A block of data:
(begin)
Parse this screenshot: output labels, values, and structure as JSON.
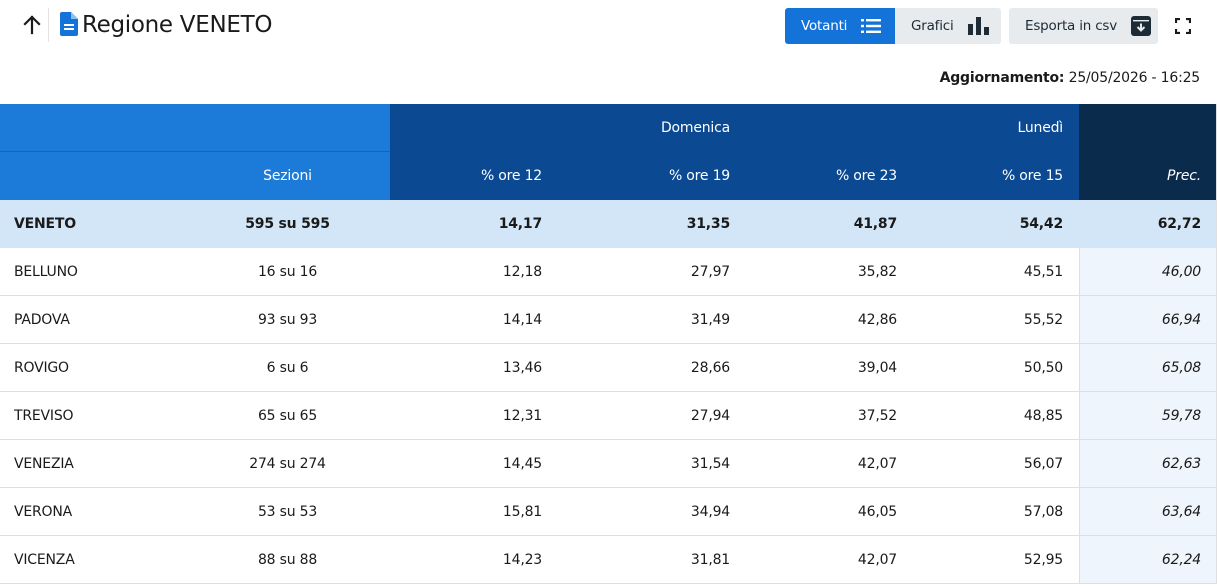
{
  "header": {
    "back_icon": "arrow-up-icon",
    "doc_icon": "document-icon",
    "title": "Regione VENETO",
    "buttons": {
      "votanti": "Votanti",
      "grafici": "Grafici",
      "csv": "Esporta in csv"
    },
    "fullscreen_icon": "fullscreen-icon"
  },
  "update": {
    "label": "Aggiornamento:",
    "value": "25/05/2026 - 16:25"
  },
  "colors": {
    "accent": "#1473d8",
    "header_left": "#1c7bd9",
    "header_mid": "#0b4a93",
    "header_right": "#0b2b4d",
    "total_row": "#d3e6f8"
  },
  "table": {
    "groups": {
      "domenica": "Domenica",
      "lunedi": "Lunedì"
    },
    "columns": {
      "sezioni": "Sezioni",
      "ore12": "% ore 12",
      "ore19": "% ore 19",
      "ore23": "% ore 23",
      "ore15": "% ore 15",
      "prec": "Prec."
    },
    "rows": [
      {
        "name": "VENETO",
        "sezioni": "595 su 595",
        "ore12": "14,17",
        "ore19": "31,35",
        "ore23": "41,87",
        "ore15": "54,42",
        "prec": "62,72"
      },
      {
        "name": "BELLUNO",
        "sezioni": "16 su 16",
        "ore12": "12,18",
        "ore19": "27,97",
        "ore23": "35,82",
        "ore15": "45,51",
        "prec": "46,00"
      },
      {
        "name": "PADOVA",
        "sezioni": "93 su 93",
        "ore12": "14,14",
        "ore19": "31,49",
        "ore23": "42,86",
        "ore15": "55,52",
        "prec": "66,94"
      },
      {
        "name": "ROVIGO",
        "sezioni": "6 su 6",
        "ore12": "13,46",
        "ore19": "28,66",
        "ore23": "39,04",
        "ore15": "50,50",
        "prec": "65,08"
      },
      {
        "name": "TREVISO",
        "sezioni": "65 su 65",
        "ore12": "12,31",
        "ore19": "27,94",
        "ore23": "37,52",
        "ore15": "48,85",
        "prec": "59,78"
      },
      {
        "name": "VENEZIA",
        "sezioni": "274 su 274",
        "ore12": "14,45",
        "ore19": "31,54",
        "ore23": "42,07",
        "ore15": "56,07",
        "prec": "62,63"
      },
      {
        "name": "VERONA",
        "sezioni": "53 su 53",
        "ore12": "15,81",
        "ore19": "34,94",
        "ore23": "46,05",
        "ore15": "57,08",
        "prec": "63,64"
      },
      {
        "name": "VICENZA",
        "sezioni": "88 su 88",
        "ore12": "14,23",
        "ore19": "31,81",
        "ore23": "42,07",
        "ore15": "52,95",
        "prec": "62,24"
      }
    ]
  }
}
(end)
- **Requirements**
Search the lines above for the string "icon" and copy each line that has it.

- **Written response**
    "back_icon": "arrow-up-icon",
    "doc_icon": "document-icon",
    "fullscreen_icon": "fullscreen-icon"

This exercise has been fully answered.